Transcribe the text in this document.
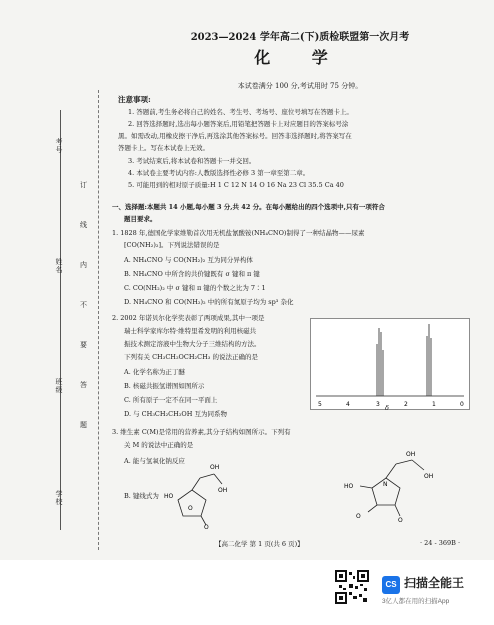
考号
姓名
班级
学校
订
线
内
不
要
答
题
2023—2024 学年高二(下)质检联盟第一次月考
化 学
本试卷满分 100 分,考试用时 75 分钟。
注意事项:
1. 答题前,考生务必将自己的姓名、考生号、考场号、座位号填写在答题卡上。
2. 回答选择题时,选出每小题答案后,用铅笔把答题卡上对应题目的答案标号涂
黑。如需改动,用橡皮擦干净后,再选涂其他答案标号。回答非选择题时,将答案写在
答题卡上。写在本试卷上无效。
3. 考试结束后,将本试卷和答题卡一并交回。
4. 本试卷主要考试内容:人教版选择性必修 3 第一章至第二章。
5. 可能用到的相对原子质量:H 1 C 12 N 14 O 16 Na 23 Cl 35.5 Ca 40
一、选择题:本题共 14 小题,每小题 3 分,共 42 分。在每小题给出的四个选项中,只有一项符合
题目要求。
1. 1828 年,德国化学家维勒首次用无机盐氰酸铵(NH₄CNO)制得了一种结晶物——尿素
[CO(NH₂)₂]。下列说法错误的是
A. NH₄CNO 与 CO(NH₂)₂ 互为同分异构体
B. NH₄CNO 中所含的共价键既有 σ 键和 π 键
C. CO(NH₂)₂ 中 σ 键和 π 键的个数之比为 7∶1
D. NH₄CNO 和 CO(NH₂)₂ 中的所有氮原子均为 sp³ 杂化
2. 2002 年诺贝尔化学奖表彰了两项成果,其中一项是
瑞士科学家库尔特·维特里希发明的利用核磁共
振技术测定溶液中生物大分子三维结构的方法。
下列有关 CH₃CH₂OCH₂CH₃ 的说法正确的是
A. 化学名称为正丁醚
B. 核磁共振氢谱图如图所示
C. 所有原子一定不在同一平面上
D. 与 CH₃CH₂CH₂OH 互为同系物
5	4	3	2	1	0
δ
3. 维生素 C(M)是常用的营养素,其分子结构如图所示。下列有
关 M 的说法中正确的是
A. 能与氢氧化钠反应
B. 键线式为
OH
OH
HO	N
O
O
OH
HO
OH
O
O
【高二化学 第 1 页(共 6 页)】	· 24 - 369B ·
CS 扫描全能王
3亿人都在用的扫描App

* **Exercise**
Drop the images and quote the entries word for word.

* **Full response**
Transcribe the text in this document.
考号
姓名
班级
学校
订
线
内
不
要
答
题
2023—2024 学年高二(下)质检联盟第一次月考
化 学
本试卷满分 100 分,考试用时 75 分钟。
注意事项:
1. 答题前,考生务必将自己的姓名、考生号、考场号、座位号填写在答题卡上。
2. 回答选择题时,选出每小题答案后,用铅笔把答题卡上对应题目的答案标号涂
黑。如需改动,用橡皮擦干净后,再选涂其他答案标号。回答非选择题时,将答案写在
答题卡上。写在本试卷上无效。
3. 考试结束后,将本试卷和答题卡一并交回。
4. 本试卷主要考试内容:人教版选择性必修 3 第一章至第二章。
5. 可能用到的相对原子质量:H 1 C 12 N 14 O 16 Na 23 Cl 35.5 Ca 40
一、选择题:本题共 14 小题,每小题 3 分,共 42 分。在每小题给出的四个选项中,只有一项符合
题目要求。
1. 1828 年,德国化学家维勒首次用无机盐氰酸铵(NH₄CNO)制得了一种结晶物——尿素
[CO(NH₂)₂]。下列说法错误的是
A. NH₄CNO 与 CO(NH₂)₂ 互为同分异构体
B. NH₄CNO 中所含的共价键既有 σ 键和 π 键
C. CO(NH₂)₂ 中 σ 键和 π 键的个数之比为 7∶1
D. NH₄CNO 和 CO(NH₂)₂ 中的所有氮原子均为 sp³ 杂化
2. 2002 年诺贝尔化学奖表彰了两项成果,其中一项是
瑞士科学家库尔特·维特里希发明的利用核磁共
振技术测定溶液中生物大分子三维结构的方法。
下列有关 CH₃CH₂OCH₂CH₃ 的说法正确的是
A. 化学名称为正丁醚
B. 核磁共振氢谱图如图所示
C. 所有原子一定不在同一平面上
D. 与 CH₃CH₂CH₂OH 互为同系物
5	4	3	2	1	0
δ
3. 维生素 C(M)是常用的营养素,其分子结构如图所示。下列有
关 M 的说法中正确的是
A. 能与氢氧化钠反应
B. 键线式为
OH
OH
HO	N
O
O
OH
HO
OH
O
O
【高二化学 第 1 页(共 6 页)】	· 24 - 369B ·
CS 扫描全能王
3亿人都在用的扫描App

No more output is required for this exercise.